Continua il testa a testa a distanza tra il Governo e la Lega calcio a proposito della ripresa del campionato di serie A. E anche la giornata di domenica da questo punto di vista non ha certamente aiutato a smorzare gli animi, come dimostrato dall’intervista concessa dal Ministro dello Sport Vincenzo Spadafora a ‘Repubblica’, cui ha risposto con toni molto aspri Paolo Dal Pino, che appunto della Lega di Serie A è il presidente.

“Con riferimento alle odierne affermazioni del Ministro dello Sport Spadafora – ha fatto sapere tramite una nota -, ritengo non sia il momento di fare polemiche e demagogia. I numeri parlano da soli e non serve aggiungere altro per evidenziare il ruolo della Lega Serie A a sostegno del calcio di base e indirettamente di tutto lo sport italiano”.

“La Serie A – prosegue il comunicato – da sempre svolge un riconosciuto ruolo di locomotiva del comparto, producendo direttamente ogni anno circa 3 miliardi di euro di ricavi totali e generando un indotto di 8 miliardi a beneficio dell’intera piramide calcistica, oltre a una contribuzione fiscale e previdenziale di 1 miliardo di euro”.

◆ **Materiale fornito**
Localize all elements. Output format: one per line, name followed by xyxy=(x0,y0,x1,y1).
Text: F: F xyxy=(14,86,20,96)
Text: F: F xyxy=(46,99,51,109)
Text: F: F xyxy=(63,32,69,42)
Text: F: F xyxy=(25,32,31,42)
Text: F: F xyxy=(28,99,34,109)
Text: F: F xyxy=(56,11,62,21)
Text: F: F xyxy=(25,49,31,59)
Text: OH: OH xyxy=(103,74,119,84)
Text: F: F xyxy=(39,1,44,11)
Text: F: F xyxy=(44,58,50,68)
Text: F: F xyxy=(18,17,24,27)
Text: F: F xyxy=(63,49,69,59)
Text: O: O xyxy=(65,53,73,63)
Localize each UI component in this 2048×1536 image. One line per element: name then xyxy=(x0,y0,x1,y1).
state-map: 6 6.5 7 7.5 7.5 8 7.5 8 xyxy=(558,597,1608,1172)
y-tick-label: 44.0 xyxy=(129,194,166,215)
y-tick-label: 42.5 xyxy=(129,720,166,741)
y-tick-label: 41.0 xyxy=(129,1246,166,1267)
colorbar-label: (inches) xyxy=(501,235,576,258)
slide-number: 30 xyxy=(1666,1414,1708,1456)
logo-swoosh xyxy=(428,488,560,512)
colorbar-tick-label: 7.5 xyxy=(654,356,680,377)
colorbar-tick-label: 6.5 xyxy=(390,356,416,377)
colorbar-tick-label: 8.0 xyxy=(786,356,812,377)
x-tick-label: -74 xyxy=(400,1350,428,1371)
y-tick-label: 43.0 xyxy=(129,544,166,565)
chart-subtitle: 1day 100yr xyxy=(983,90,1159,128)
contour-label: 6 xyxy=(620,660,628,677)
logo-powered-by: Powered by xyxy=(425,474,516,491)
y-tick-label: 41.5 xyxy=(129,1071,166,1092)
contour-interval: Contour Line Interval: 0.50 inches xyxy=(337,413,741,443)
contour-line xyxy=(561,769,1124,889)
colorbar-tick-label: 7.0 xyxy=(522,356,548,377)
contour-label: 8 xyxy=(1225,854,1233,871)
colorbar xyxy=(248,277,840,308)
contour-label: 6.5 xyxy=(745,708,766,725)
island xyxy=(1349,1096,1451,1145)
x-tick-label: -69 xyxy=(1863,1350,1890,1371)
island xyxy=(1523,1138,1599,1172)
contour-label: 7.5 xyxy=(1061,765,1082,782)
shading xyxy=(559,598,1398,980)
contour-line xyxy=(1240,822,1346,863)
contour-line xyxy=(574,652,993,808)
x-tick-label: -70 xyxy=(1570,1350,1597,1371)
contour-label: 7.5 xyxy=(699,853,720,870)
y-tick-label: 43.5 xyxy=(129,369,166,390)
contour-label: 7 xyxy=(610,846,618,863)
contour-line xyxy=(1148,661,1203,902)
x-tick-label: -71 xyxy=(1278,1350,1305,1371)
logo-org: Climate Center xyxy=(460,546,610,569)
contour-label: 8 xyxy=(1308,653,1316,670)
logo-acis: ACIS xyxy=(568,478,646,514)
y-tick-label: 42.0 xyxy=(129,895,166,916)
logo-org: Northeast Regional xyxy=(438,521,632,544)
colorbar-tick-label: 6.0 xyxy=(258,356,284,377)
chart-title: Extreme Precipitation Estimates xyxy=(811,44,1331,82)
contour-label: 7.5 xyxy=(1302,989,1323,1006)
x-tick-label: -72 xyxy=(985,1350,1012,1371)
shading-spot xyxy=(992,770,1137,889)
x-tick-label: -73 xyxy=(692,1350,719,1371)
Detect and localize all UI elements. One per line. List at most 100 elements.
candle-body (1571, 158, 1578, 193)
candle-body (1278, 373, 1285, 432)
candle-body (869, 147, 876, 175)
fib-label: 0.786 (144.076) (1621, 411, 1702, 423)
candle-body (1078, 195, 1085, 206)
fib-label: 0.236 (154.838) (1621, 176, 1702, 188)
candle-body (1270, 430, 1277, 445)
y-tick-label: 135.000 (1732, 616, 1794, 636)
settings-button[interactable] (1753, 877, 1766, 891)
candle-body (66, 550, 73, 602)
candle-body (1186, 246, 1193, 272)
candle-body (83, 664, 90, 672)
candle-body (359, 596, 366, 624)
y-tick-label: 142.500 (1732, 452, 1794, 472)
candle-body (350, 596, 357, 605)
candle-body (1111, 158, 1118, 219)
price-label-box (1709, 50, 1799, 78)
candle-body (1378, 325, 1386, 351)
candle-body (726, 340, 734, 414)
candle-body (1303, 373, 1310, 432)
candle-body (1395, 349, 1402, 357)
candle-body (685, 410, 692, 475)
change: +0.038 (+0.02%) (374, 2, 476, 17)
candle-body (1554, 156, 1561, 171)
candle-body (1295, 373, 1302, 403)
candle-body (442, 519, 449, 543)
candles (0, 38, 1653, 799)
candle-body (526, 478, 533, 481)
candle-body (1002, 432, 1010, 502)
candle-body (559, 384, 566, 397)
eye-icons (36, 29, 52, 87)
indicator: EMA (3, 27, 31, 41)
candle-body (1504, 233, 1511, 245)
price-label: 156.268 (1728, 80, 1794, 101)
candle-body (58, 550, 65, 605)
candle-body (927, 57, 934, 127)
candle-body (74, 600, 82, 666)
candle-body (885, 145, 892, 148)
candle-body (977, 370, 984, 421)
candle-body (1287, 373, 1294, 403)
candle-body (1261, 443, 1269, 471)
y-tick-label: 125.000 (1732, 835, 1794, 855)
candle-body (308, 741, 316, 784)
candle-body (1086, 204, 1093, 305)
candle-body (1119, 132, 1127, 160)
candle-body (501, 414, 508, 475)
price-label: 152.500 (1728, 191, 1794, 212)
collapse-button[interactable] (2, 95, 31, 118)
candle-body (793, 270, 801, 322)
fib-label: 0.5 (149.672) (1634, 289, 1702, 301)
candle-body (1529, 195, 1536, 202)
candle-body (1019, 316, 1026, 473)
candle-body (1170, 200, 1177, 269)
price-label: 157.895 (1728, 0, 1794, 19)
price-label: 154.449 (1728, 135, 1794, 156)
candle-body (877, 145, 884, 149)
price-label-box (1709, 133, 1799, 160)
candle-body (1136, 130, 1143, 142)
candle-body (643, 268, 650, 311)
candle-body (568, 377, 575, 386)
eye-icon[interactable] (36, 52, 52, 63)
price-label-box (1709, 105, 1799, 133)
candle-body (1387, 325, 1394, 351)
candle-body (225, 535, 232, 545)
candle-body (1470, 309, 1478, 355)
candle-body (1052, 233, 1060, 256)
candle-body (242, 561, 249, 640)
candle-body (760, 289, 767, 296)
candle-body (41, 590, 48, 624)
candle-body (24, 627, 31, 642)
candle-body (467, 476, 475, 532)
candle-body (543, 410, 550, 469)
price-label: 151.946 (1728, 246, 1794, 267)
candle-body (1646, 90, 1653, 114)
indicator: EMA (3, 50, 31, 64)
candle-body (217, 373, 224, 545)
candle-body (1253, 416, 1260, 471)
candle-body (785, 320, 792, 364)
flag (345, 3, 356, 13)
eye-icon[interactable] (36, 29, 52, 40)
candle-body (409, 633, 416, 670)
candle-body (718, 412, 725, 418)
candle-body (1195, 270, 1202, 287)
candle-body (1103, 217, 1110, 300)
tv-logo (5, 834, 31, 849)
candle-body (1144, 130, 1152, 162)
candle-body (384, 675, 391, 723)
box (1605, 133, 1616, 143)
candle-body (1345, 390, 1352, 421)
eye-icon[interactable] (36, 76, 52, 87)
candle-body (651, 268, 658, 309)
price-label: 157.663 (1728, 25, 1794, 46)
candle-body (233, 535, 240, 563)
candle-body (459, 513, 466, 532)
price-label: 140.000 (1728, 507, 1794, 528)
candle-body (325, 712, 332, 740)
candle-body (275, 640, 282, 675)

◆ **Da svolgere**
1. Secondo il testo sulla ripresa del campionato, chi è il presidente della Lega di Serie A?
2. Riporti esattamente il passo del testo sulla ripresa del campionato che inizia con "Continua il testa" e prosegue fino a "è il presidente.".
Il materiale non ha alcun ruolo in questo lavoro.

◆ **Risposte**
1. Paolo Dal Pino.

2.
Continua il testa a testa a distanza tra il Governo e la Lega calcio a proposito della ripresa del campionato di serie A. E anche la giornata di domenica da questo punto di vista non ha certamente aiutato a smorzare gli animi, come dimostrato dall’intervista concessa dal Ministro dello Sport Vincenzo Spadafora a ‘Repubblica’, cui ha risposto con toni molto aspri Paolo Dal Pino, che appunto della Lega di Serie A è il presidente.